» What the task asks
For the records below, work out the number of lines holding "there" and reply with only that.

» Provided data
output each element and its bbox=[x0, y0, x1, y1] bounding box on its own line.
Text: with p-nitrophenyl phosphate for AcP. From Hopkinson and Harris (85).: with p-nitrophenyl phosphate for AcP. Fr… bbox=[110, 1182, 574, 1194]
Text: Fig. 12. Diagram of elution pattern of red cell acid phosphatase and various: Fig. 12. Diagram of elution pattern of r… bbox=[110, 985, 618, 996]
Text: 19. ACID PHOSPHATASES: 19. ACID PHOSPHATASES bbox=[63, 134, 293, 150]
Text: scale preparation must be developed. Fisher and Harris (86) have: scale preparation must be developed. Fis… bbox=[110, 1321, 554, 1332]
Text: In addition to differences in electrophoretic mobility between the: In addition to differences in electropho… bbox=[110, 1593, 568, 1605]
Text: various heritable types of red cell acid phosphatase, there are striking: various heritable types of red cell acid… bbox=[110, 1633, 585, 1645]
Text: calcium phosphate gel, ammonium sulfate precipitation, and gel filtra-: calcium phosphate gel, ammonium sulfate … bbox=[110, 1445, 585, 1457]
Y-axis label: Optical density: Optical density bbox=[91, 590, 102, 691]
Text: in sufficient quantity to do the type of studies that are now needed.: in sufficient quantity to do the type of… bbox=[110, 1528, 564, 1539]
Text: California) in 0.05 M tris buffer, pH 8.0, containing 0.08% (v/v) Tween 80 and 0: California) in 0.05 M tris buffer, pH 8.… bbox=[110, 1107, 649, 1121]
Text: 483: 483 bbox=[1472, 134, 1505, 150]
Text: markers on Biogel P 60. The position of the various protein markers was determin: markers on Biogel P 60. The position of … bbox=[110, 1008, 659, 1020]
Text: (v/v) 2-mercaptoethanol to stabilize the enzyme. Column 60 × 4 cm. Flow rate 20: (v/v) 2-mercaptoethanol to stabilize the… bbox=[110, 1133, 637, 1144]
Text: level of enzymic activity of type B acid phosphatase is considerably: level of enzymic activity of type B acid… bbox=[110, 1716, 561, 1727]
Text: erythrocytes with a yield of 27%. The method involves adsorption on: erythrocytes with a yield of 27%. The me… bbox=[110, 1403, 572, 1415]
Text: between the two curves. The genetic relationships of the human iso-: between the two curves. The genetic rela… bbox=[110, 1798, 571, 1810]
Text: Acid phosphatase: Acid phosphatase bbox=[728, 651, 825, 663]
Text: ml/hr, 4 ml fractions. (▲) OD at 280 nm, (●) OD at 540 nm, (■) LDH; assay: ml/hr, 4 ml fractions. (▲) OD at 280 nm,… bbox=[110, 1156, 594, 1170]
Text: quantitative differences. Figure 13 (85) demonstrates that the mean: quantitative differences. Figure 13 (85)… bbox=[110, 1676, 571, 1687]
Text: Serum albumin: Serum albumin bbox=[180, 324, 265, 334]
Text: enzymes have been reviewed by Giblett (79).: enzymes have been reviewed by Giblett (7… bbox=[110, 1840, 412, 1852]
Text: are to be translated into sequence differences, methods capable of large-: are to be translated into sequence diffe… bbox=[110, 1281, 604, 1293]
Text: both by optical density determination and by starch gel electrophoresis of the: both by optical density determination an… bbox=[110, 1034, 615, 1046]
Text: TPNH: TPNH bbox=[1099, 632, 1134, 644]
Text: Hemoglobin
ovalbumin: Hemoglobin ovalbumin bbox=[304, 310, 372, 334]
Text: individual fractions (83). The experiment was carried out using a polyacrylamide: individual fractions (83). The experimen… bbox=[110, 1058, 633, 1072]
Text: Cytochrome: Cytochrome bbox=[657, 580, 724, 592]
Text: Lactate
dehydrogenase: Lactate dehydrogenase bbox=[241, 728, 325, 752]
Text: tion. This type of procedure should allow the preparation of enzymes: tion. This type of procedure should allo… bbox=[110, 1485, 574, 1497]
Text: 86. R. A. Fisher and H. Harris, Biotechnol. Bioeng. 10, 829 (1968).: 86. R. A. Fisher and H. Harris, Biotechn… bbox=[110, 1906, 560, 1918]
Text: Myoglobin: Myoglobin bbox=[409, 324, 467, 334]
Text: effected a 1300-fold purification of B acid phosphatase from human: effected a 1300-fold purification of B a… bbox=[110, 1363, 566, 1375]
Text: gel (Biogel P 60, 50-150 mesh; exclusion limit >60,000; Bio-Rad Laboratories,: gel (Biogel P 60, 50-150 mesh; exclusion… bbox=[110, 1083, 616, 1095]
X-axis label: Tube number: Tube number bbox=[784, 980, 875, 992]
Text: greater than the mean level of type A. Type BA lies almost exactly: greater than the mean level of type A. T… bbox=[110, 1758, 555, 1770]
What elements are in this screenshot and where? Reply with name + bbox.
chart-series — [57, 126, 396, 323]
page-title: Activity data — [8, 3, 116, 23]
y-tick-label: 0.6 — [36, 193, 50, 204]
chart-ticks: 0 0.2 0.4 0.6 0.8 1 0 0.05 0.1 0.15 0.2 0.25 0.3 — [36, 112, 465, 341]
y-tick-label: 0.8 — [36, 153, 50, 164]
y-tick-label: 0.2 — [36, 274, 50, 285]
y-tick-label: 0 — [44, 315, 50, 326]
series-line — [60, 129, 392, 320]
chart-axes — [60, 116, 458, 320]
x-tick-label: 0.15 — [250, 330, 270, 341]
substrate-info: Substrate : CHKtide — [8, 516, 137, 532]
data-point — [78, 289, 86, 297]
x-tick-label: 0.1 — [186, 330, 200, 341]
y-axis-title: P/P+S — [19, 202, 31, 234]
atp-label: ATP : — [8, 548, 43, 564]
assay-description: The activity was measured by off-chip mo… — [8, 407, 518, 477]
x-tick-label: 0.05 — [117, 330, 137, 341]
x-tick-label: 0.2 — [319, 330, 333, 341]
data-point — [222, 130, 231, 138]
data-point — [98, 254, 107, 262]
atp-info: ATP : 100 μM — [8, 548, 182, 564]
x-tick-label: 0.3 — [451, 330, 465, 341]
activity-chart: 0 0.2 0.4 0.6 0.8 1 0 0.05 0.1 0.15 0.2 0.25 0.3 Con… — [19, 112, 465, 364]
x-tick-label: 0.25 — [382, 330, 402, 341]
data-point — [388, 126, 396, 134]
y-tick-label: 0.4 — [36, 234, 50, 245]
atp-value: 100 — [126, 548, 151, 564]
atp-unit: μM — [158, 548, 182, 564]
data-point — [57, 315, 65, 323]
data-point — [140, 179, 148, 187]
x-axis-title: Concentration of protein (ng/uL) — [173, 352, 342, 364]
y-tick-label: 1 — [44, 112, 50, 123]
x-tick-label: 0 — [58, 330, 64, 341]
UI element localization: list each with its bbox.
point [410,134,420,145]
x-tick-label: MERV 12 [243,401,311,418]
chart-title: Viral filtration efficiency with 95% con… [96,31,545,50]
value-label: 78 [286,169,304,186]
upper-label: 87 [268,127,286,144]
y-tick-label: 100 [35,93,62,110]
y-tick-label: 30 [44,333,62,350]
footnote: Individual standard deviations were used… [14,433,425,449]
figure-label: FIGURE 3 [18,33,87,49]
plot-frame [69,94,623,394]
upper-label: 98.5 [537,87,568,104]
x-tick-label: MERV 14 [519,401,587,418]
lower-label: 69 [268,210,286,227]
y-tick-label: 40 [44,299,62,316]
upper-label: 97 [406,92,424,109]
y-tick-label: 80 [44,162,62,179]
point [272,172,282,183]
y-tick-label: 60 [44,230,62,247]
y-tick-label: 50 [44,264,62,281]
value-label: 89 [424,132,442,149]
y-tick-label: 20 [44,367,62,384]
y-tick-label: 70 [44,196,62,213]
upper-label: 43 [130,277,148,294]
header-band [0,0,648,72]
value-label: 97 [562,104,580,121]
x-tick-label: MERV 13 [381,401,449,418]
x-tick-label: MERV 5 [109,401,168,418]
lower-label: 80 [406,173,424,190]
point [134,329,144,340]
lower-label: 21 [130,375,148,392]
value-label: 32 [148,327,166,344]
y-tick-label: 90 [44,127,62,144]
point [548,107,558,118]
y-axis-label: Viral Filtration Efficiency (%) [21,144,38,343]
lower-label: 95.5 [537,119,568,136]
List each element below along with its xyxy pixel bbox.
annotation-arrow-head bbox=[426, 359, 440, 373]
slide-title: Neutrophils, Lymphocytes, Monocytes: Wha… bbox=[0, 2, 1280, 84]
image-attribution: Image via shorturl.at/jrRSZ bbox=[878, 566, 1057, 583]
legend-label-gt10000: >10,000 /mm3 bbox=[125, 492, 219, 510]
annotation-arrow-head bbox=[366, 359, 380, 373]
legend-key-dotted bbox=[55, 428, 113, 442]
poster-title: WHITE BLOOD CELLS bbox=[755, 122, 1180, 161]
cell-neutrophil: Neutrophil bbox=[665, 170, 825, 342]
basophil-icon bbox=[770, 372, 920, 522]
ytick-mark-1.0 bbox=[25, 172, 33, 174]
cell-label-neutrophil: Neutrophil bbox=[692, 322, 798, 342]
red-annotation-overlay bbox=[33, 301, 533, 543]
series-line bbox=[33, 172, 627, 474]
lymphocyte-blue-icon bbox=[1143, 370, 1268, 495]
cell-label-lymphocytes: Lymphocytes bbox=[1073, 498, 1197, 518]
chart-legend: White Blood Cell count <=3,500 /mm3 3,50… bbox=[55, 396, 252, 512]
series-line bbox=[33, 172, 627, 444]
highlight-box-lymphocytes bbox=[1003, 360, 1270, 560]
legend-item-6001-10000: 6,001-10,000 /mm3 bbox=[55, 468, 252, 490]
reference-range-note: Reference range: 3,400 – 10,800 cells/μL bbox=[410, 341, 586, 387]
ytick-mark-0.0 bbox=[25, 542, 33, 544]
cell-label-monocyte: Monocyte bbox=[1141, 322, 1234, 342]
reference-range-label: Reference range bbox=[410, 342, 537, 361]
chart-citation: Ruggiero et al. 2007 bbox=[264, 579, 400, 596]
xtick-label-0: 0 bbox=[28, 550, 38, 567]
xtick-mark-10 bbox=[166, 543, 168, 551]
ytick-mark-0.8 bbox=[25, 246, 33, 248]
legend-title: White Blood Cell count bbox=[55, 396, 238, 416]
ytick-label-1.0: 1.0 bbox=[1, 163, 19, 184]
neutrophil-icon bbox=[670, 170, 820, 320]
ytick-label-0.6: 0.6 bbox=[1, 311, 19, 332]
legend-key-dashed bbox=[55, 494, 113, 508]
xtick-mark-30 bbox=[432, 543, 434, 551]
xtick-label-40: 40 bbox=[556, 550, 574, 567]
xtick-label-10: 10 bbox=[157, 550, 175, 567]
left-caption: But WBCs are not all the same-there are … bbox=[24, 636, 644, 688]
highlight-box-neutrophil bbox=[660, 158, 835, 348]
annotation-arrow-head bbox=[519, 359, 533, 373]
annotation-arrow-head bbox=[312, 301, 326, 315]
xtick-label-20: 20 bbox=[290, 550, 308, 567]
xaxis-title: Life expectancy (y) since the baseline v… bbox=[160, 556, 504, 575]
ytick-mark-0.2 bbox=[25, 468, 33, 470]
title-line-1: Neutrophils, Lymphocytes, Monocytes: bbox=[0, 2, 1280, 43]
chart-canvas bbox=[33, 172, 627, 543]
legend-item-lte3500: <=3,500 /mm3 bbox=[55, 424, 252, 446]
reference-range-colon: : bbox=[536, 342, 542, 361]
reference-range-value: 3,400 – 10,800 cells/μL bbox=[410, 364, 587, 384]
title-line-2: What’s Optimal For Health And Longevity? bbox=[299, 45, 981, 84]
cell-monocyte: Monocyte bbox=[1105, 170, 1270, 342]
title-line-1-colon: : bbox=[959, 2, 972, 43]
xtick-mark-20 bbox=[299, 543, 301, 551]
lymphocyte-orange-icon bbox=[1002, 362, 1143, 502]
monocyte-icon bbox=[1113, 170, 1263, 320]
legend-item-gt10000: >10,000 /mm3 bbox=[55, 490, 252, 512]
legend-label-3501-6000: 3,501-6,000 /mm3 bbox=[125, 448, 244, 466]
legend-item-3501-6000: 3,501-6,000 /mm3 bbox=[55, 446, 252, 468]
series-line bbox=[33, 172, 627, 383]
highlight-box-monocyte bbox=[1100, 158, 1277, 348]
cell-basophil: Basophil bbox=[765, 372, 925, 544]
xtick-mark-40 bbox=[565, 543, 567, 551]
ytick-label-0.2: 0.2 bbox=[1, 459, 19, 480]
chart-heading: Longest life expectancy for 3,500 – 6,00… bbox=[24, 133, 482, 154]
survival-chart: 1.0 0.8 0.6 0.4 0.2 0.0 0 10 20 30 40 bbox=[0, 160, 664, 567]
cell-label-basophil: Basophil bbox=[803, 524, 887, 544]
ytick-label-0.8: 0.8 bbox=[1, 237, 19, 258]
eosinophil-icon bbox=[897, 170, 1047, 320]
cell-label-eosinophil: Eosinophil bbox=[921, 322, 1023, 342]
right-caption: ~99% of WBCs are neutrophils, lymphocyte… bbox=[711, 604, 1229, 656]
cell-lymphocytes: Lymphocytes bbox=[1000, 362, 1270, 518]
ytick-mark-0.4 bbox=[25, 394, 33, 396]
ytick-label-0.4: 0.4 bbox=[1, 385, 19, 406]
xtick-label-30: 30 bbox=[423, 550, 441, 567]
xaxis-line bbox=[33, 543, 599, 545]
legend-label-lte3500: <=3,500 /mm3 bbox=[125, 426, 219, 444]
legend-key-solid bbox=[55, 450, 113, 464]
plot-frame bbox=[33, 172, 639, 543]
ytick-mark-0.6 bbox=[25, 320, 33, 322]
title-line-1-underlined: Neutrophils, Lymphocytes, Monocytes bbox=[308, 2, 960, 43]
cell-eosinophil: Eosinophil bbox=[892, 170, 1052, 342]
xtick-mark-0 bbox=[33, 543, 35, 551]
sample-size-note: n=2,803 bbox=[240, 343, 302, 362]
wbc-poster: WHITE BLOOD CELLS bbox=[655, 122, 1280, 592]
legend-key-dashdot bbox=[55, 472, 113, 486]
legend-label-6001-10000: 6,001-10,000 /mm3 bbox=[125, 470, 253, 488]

» Response area
2